***** Material
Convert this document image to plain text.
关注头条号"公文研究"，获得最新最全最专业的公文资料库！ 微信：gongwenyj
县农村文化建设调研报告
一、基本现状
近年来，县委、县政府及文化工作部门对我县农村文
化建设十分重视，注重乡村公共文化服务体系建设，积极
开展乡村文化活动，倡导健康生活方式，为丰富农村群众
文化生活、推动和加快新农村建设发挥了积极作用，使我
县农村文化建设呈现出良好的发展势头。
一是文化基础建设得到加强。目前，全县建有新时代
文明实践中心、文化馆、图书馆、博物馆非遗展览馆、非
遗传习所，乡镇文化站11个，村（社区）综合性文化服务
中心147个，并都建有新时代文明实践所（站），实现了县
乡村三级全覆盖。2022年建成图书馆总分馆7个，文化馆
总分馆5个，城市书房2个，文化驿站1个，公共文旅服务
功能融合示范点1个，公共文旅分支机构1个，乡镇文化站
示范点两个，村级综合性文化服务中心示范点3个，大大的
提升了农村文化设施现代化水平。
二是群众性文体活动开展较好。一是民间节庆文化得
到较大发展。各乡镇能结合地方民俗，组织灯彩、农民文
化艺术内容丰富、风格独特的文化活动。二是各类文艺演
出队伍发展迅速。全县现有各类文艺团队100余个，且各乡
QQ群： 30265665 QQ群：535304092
**********
Instructions for the task:
Print out the whole listing exactly as it appears.

Exercise answer:
Convert this document image to plain text.
关注头条号"公文研究"，获得最新最全最专业的公文资料库！ 微信：gongwenyj
县农村文化建设调研报告
一、基本现状
近年来，县委、县政府及文化工作部门对我县农村文
化建设十分重视，注重乡村公共文化服务体系建设，积极
开展乡村文化活动，倡导健康生活方式，为丰富农村群众
文化生活、推动和加快新农村建设发挥了积极作用，使我
县农村文化建设呈现出良好的发展势头。
一是文化基础建设得到加强。目前，全县建有新时代
文明实践中心、文化馆、图书馆、博物馆非遗展览馆、非
遗传习所，乡镇文化站11个，村（社区）综合性文化服务
中心147个，并都建有新时代文明实践所（站），实现了县
乡村三级全覆盖。2022年建成图书馆总分馆7个，文化馆
总分馆5个，城市书房2个，文化驿站1个，公共文旅服务
功能融合示范点1个，公共文旅分支机构1个，乡镇文化站
示范点两个，村级综合性文化服务中心示范点3个，大大的
提升了农村文化设施现代化水平。
二是群众性文体活动开展较好。一是民间节庆文化得
到较大发展。各乡镇能结合地方民俗，组织灯彩、农民文
化艺术内容丰富、风格独特的文化活动。二是各类文艺演
出队伍发展迅速。全县现有各类文艺团队100余个，且各乡
QQ群： 30265665 QQ群：535304092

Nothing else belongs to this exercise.